**SUPPLIED MATERIAL:**
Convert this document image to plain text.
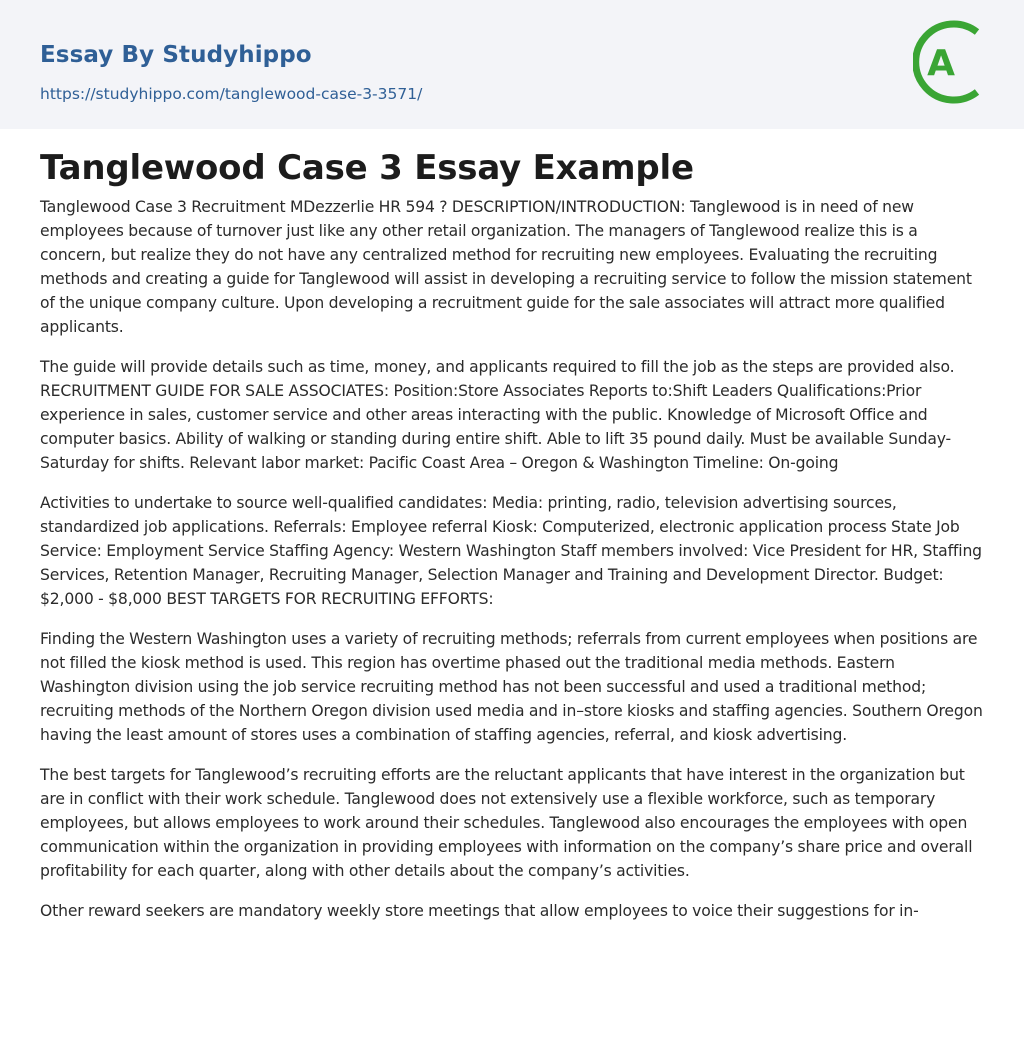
Essay By Studyhippo
https://studyhippo.com/tanglewood-case-3-3571/
A
Tanglewood Case 3 Essay Example

Tanglewood Case 3 Recruitment MDezzerlie HR 594 ? DESCRIPTION/INTRODUCTION: Tanglewood is in need of new employees because of turnover just like any other retail organization. The managers of Tanglewood realize this is a concern, but realize they do not have any centralized method for recruiting new employees. Evaluating the recruiting methods and creating a guide for Tanglewood will assist in developing a recruiting service to follow the mission statement of the unique company culture. Upon developing a recruitment guide for the sale associates will attract more qualified applicants.

The guide will provide details such as time, money, and applicants required to fill the job as the steps are provided also. RECRUITMENT GUIDE FOR SALE ASSOCIATES: Position:Store Associates Reports to:Shift Leaders Qualifications:Prior experience in sales, customer service and other areas interacting with the public. Knowledge of Microsoft Office and computer basics. Ability of walking or standing during entire shift. Able to lift 35 pound daily. Must be available Sunday-Saturday for shifts. Relevant labor market: Pacific Coast Area – Oregon & Washington Timeline: On-going

Activities to undertake to source well-qualified candidates: Media: printing, radio, television advertising sources, standardized job applications. Referrals: Employee referral Kiosk: Computerized, electronic application process State Job Service: Employment Service Staffing Agency: Western Washington Staff members involved: Vice President for HR, Staffing Services, Retention Manager, Recruiting Manager, Selection Manager and Training and Development Director. Budget: $2,000 - $8,000 BEST TARGETS FOR RECRUITING EFFORTS:

Finding the Western Washington uses a variety of recruiting methods; referrals from current employees when positions are not filled the kiosk method is used. This region has overtime phased out the traditional media methods. Eastern Washington division using the job service recruiting method has not been successful and used a traditional method; recruiting methods of the Northern Oregon division used media and in–store kiosks and staffing agencies. Southern Oregon having the least amount of stores uses a combination of staffing agencies, referral, and kiosk advertising.

The best targets for Tanglewood’s recruiting efforts are the reluctant applicants that have interest in the organization but are in conflict with their work schedule. Tanglewood does not extensively use a flexible workforce, such as temporary employees, but allows employees to work around their schedules. Tanglewood also encourages the employees with open communication within the organization in providing employees with information on the company’s share price and overall profitability for each quarter, along with other details about the company’s activities.

Other reward seekers are mandatory weekly store meetings that allow employees to voice their suggestions for in-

**WHAT YOU NEED TO DO:**
Going through the lines above one by one, tally those with the word "Essay" and give only the total.

**RESULT FOR THIS TASK:**
2